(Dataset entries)

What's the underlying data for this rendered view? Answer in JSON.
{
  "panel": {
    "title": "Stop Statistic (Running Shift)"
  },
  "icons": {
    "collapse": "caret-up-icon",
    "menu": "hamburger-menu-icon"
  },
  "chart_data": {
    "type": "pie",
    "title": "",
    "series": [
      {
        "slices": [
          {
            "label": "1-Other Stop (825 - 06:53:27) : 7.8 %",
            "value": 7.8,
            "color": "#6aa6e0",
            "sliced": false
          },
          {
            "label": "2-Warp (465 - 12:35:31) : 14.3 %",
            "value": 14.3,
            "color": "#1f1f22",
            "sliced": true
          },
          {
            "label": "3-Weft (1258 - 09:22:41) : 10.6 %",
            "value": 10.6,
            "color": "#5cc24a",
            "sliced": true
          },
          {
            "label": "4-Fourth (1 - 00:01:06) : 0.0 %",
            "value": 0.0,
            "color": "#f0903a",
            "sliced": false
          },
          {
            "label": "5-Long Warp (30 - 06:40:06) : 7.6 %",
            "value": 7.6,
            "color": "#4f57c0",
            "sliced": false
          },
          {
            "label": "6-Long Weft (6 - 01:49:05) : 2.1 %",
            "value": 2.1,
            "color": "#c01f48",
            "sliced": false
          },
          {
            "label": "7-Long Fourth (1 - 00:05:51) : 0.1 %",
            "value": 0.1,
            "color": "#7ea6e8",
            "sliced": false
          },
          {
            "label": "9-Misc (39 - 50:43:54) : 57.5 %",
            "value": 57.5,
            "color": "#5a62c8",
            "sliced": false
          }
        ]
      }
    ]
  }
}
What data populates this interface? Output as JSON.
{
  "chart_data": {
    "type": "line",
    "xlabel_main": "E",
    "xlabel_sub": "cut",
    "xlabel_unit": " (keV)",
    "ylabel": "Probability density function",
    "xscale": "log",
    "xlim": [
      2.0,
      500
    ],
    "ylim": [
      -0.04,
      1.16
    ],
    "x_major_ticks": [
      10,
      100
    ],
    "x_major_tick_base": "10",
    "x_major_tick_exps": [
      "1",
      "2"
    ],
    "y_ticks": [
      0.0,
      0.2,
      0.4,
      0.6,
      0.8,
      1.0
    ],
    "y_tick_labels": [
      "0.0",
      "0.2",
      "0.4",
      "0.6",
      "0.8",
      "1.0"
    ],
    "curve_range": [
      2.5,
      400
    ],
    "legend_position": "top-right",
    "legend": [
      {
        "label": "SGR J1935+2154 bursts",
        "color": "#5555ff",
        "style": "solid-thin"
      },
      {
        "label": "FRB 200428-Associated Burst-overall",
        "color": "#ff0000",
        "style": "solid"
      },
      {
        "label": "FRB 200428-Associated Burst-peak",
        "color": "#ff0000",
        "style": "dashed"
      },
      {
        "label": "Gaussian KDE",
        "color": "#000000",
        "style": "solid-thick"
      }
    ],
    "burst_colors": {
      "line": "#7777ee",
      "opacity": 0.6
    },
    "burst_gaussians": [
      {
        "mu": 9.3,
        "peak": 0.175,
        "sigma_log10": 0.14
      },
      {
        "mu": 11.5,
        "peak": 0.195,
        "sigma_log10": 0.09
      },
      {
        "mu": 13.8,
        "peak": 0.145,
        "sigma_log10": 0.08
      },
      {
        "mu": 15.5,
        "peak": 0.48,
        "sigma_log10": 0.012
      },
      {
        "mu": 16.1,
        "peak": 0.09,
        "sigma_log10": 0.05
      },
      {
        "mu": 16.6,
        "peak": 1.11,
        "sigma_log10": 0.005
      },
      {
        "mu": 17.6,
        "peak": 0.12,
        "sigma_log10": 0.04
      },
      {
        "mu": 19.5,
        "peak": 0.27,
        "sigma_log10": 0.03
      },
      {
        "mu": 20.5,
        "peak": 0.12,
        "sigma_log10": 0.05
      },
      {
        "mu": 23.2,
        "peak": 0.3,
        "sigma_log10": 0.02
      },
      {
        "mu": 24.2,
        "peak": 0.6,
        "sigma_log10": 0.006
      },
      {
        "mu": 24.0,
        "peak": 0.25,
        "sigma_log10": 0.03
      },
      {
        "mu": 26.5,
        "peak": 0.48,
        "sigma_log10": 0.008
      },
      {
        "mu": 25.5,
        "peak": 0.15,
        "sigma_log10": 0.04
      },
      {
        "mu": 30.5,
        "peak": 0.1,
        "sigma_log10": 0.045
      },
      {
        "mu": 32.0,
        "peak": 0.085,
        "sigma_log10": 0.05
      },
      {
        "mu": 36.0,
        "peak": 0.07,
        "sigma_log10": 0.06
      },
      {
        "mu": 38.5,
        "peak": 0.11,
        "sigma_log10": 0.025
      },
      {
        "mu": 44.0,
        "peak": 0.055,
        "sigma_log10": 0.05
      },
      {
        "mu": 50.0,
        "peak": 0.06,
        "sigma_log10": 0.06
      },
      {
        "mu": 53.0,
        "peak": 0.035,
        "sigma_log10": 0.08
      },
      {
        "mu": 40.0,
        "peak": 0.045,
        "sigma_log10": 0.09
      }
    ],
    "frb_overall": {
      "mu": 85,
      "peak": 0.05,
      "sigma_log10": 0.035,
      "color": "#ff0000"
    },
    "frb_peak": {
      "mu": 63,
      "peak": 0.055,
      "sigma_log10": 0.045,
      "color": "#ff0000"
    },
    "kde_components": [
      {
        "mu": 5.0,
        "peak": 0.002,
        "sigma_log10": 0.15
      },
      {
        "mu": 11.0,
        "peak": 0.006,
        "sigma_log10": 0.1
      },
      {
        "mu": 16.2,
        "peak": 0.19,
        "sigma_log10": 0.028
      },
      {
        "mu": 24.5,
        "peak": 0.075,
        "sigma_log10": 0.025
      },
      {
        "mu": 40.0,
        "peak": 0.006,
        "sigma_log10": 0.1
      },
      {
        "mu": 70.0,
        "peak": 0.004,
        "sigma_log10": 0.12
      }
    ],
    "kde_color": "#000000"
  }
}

* [Exercise prompt]: Write out all the entries exactly.

* [Answer to the exercise]:
What's the underlying data for this rendered view? Answer in JSON.
{
  "panel": {
    "title": "Stop Statistic (Running Shift)"
  },
  "icons": {
    "collapse": "caret-up-icon",
    "menu": "hamburger-menu-icon"
  },
  "chart_data": {
    "type": "pie",
    "title": "",
    "series": [
      {
        "slices": [
          {
            "label": "1-Other Stop (825 - 06:53:27) : 7.8 %",
            "value": 7.8,
            "color": "#6aa6e0",
            "sliced": false
          },
          {
            "label": "2-Warp (465 - 12:35:31) : 14.3 %",
            "value": 14.3,
            "color": "#1f1f22",
            "sliced": true
          },
          {
            "label": "3-Weft (1258 - 09:22:41) : 10.6 %",
            "value": 10.6,
            "color": "#5cc24a",
            "sliced": true
          },
          {
            "label": "4-Fourth (1 - 00:01:06) : 0.0 %",
            "value": 0.0,
            "color": "#f0903a",
            "sliced": false
          },
          {
            "label": "5-Long Warp (30 - 06:40:06) : 7.6 %",
            "value": 7.6,
            "color": "#4f57c0",
            "sliced": false
          },
          {
            "label": "6-Long Weft (6 - 01:49:05) : 2.1 %",
            "value": 2.1,
            "color": "#c01f48",
            "sliced": false
          },
          {
            "label": "7-Long Fourth (1 - 00:05:51) : 0.1 %",
            "value": 0.1,
            "color": "#7ea6e8",
            "sliced": false
          },
          {
            "label": "9-Misc (39 - 50:43:54) : 57.5 %",
            "value": 57.5,
            "color": "#5a62c8",
            "sliced": false
          }
        ]
      }
    ]
  }
}
What data populates this interface? Output as JSON.
{
  "chart_data": {
    "type": "line",
    "xlabel_main": "E",
    "xlabel_sub": "cut",
    "xlabel_unit": " (keV)",
    "ylabel": "Probability density function",
    "xscale": "log",
    "xlim": [
      2.0,
      500
    ],
    "ylim": [
      -0.04,
      1.16
    ],
    "x_major_ticks": [
      10,
      100
    ],
    "x_major_tick_base": "10",
    "x_major_tick_exps": [
      "1",
      "2"
    ],
    "y_ticks": [
      0.0,
      0.2,
      0.4,
      0.6,
      0.8,
      1.0
    ],
    "y_tick_labels": [
      "0.0",
      "0.2",
      "0.4",
      "0.6",
      "0.8",
      "1.0"
    ],
    "curve_range": [
      2.5,
      400
    ],
    "legend_position": "top-right",
    "legend": [
      {
        "label": "SGR J1935+2154 bursts",
        "color": "#5555ff",
        "style": "solid-thin"
      },
      {
        "label": "FRB 200428-Associated Burst-overall",
        "color": "#ff0000",
        "style": "solid"
      },
      {
        "label": "FRB 200428-Associated Burst-peak",
        "color": "#ff0000",
        "style": "dashed"
      },
      {
        "label": "Gaussian KDE",
        "color": "#000000",
        "style": "solid-thick"
      }
    ],
    "burst_colors": {
      "line": "#7777ee",
      "opacity": 0.6
    },
    "burst_gaussians": [
      {
        "mu": 9.3,
        "peak": 0.175,
        "sigma_log10": 0.14
      },
      {
        "mu": 11.5,
        "peak": 0.195,
        "sigma_log10": 0.09
      },
      {
        "mu": 13.8,
        "peak": 0.145,
        "sigma_log10": 0.08
      },
      {
        "mu": 15.5,
        "peak": 0.48,
        "sigma_log10": 0.012
      },
      {
        "mu": 16.1,
        "peak": 0.09,
        "sigma_log10": 0.05
      },
      {
        "mu": 16.6,
        "peak": 1.11,
        "sigma_log10": 0.005
      },
      {
        "mu": 17.6,
        "peak": 0.12,
        "sigma_log10": 0.04
      },
      {
        "mu": 19.5,
        "peak": 0.27,
        "sigma_log10": 0.03
      },
      {
        "mu": 20.5,
        "peak": 0.12,
        "sigma_log10": 0.05
      },
      {
        "mu": 23.2,
        "peak": 0.3,
        "sigma_log10": 0.02
      },
      {
        "mu": 24.2,
        "peak": 0.6,
        "sigma_log10": 0.006
      },
      {
        "mu": 24.0,
        "peak": 0.25,
        "sigma_log10": 0.03
      },
      {
        "mu": 26.5,
        "peak": 0.48,
        "sigma_log10": 0.008
      },
      {
        "mu": 25.5,
        "peak": 0.15,
        "sigma_log10": 0.04
      },
      {
        "mu": 30.5,
        "peak": 0.1,
        "sigma_log10": 0.045
      },
      {
        "mu": 32.0,
        "peak": 0.085,
        "sigma_log10": 0.05
      },
      {
        "mu": 36.0,
        "peak": 0.07,
        "sigma_log10": 0.06
      },
      {
        "mu": 38.5,
        "peak": 0.11,
        "sigma_log10": 0.025
      },
      {
        "mu": 44.0,
        "peak": 0.055,
        "sigma_log10": 0.05
      },
      {
        "mu": 50.0,
        "peak": 0.06,
        "sigma_log10": 0.06
      },
      {
        "mu": 53.0,
        "peak": 0.035,
        "sigma_log10": 0.08
      },
      {
        "mu": 40.0,
        "peak": 0.045,
        "sigma_log10": 0.09
      }
    ],
    "frb_overall": {
      "mu": 85,
      "peak": 0.05,
      "sigma_log10": 0.035,
      "color": "#ff0000"
    },
    "frb_peak": {
      "mu": 63,
      "peak": 0.055,
      "sigma_log10": 0.045,
      "color": "#ff0000"
    },
    "kde_components": [
      {
        "mu": 5.0,
        "peak": 0.002,
        "sigma_log10": 0.15
      },
      {
        "mu": 11.0,
        "peak": 0.006,
        "sigma_log10": 0.1
      },
      {
        "mu": 16.2,
        "peak": 0.19,
        "sigma_log10": 0.028
      },
      {
        "mu": 24.5,
        "peak": 0.075,
        "sigma_log10": 0.025
      },
      {
        "mu": 40.0,
        "peak": 0.006,
        "sigma_log10": 0.1
      },
      {
        "mu": 70.0,
        "peak": 0.004,
        "sigma_log10": 0.12
      }
    ],
    "kde_color": "#000000"
  }
}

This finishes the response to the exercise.